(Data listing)
****
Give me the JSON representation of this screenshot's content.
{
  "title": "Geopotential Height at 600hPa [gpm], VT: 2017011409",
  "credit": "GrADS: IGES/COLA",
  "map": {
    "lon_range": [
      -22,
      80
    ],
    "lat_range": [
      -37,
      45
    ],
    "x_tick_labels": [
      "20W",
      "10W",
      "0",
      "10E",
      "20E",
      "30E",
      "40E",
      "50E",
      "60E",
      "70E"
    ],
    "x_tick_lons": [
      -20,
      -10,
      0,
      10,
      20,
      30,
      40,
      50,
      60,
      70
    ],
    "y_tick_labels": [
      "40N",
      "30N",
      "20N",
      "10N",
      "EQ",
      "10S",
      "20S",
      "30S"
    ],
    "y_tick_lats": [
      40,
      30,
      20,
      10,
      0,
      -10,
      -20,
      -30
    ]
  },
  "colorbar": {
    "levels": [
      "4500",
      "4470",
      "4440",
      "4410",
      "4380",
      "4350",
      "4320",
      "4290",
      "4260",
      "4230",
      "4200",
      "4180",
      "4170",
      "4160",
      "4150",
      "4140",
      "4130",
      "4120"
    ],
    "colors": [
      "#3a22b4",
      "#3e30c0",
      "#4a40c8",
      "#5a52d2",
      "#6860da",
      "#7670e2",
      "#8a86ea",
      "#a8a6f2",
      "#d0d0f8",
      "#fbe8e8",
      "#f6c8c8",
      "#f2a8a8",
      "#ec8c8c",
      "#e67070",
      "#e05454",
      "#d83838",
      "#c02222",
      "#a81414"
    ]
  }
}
****
TASK
Above are some records. Print them all exactly.

RESULT OF THE EXERCISE
Give me the JSON representation of this screenshot's content.
{
  "title": "Geopotential Height at 600hPa [gpm], VT: 2017011409",
  "credit": "GrADS: IGES/COLA",
  "map": {
    "lon_range": [
      -22,
      80
    ],
    "lat_range": [
      -37,
      45
    ],
    "x_tick_labels": [
      "20W",
      "10W",
      "0",
      "10E",
      "20E",
      "30E",
      "40E",
      "50E",
      "60E",
      "70E"
    ],
    "x_tick_lons": [
      -20,
      -10,
      0,
      10,
      20,
      30,
      40,
      50,
      60,
      70
    ],
    "y_tick_labels": [
      "40N",
      "30N",
      "20N",
      "10N",
      "EQ",
      "10S",
      "20S",
      "30S"
    ],
    "y_tick_lats": [
      40,
      30,
      20,
      10,
      0,
      -10,
      -20,
      -30
    ]
  },
  "colorbar": {
    "levels": [
      "4500",
      "4470",
      "4440",
      "4410",
      "4380",
      "4350",
      "4320",
      "4290",
      "4260",
      "4230",
      "4200",
      "4180",
      "4170",
      "4160",
      "4150",
      "4140",
      "4130",
      "4120"
    ],
    "colors": [
      "#3a22b4",
      "#3e30c0",
      "#4a40c8",
      "#5a52d2",
      "#6860da",
      "#7670e2",
      "#8a86ea",
      "#a8a6f2",
      "#d0d0f8",
      "#fbe8e8",
      "#f6c8c8",
      "#f2a8a8",
      "#ec8c8c",
      "#e67070",
      "#e05454",
      "#d83838",
      "#c02222",
      "#a81414"
    ]
  }
}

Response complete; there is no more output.